SHORT EXERCISE: Skip the pictures and quote all of the lines exactly.
━━━━━━━━
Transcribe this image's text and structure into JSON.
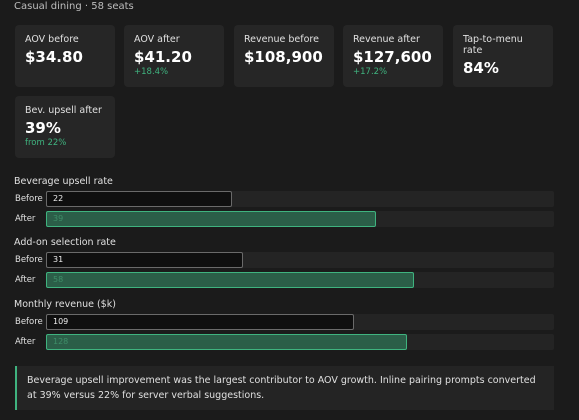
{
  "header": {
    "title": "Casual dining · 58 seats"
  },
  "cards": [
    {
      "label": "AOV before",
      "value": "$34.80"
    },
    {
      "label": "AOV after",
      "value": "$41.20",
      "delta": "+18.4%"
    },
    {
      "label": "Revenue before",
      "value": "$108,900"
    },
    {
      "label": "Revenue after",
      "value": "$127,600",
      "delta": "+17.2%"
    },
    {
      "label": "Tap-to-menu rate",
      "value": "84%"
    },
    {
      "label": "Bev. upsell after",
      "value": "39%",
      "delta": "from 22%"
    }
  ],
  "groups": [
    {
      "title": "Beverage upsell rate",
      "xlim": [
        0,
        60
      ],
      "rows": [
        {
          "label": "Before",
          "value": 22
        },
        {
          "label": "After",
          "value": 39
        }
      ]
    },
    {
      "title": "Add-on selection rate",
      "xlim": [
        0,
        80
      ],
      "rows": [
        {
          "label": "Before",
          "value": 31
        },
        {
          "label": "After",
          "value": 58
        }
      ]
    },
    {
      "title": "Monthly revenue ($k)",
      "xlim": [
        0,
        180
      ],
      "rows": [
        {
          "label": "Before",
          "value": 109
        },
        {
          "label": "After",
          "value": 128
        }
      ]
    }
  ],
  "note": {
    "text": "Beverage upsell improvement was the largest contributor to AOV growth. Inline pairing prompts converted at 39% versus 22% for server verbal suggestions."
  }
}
━━━━━━━━
THE REPLY:
Transcribe this image's text and structure into JSON.
{
  "header": {
    "title": "Casual dining · 58 seats"
  },
  "cards": [
    {
      "label": "AOV before",
      "value": "$34.80"
    },
    {
      "label": "AOV after",
      "value": "$41.20",
      "delta": "+18.4%"
    },
    {
      "label": "Revenue before",
      "value": "$108,900"
    },
    {
      "label": "Revenue after",
      "value": "$127,600",
      "delta": "+17.2%"
    },
    {
      "label": "Tap-to-menu rate",
      "value": "84%"
    },
    {
      "label": "Bev. upsell after",
      "value": "39%",
      "delta": "from 22%"
    }
  ],
  "groups": [
    {
      "title": "Beverage upsell rate",
      "xlim": [
        0,
        60
      ],
      "rows": [
        {
          "label": "Before",
          "value": 22
        },
        {
          "label": "After",
          "value": 39
        }
      ]
    },
    {
      "title": "Add-on selection rate",
      "xlim": [
        0,
        80
      ],
      "rows": [
        {
          "label": "Before",
          "value": 31
        },
        {
          "label": "After",
          "value": 58
        }
      ]
    },
    {
      "title": "Monthly revenue ($k)",
      "xlim": [
        0,
        180
      ],
      "rows": [
        {
          "label": "Before",
          "value": 109
        },
        {
          "label": "After",
          "value": 128
        }
      ]
    }
  ],
  "note": {
    "text": "Beverage upsell improvement was the largest contributor to AOV growth. Inline pairing prompts converted at 39% versus 22% for server verbal suggestions."
  }
}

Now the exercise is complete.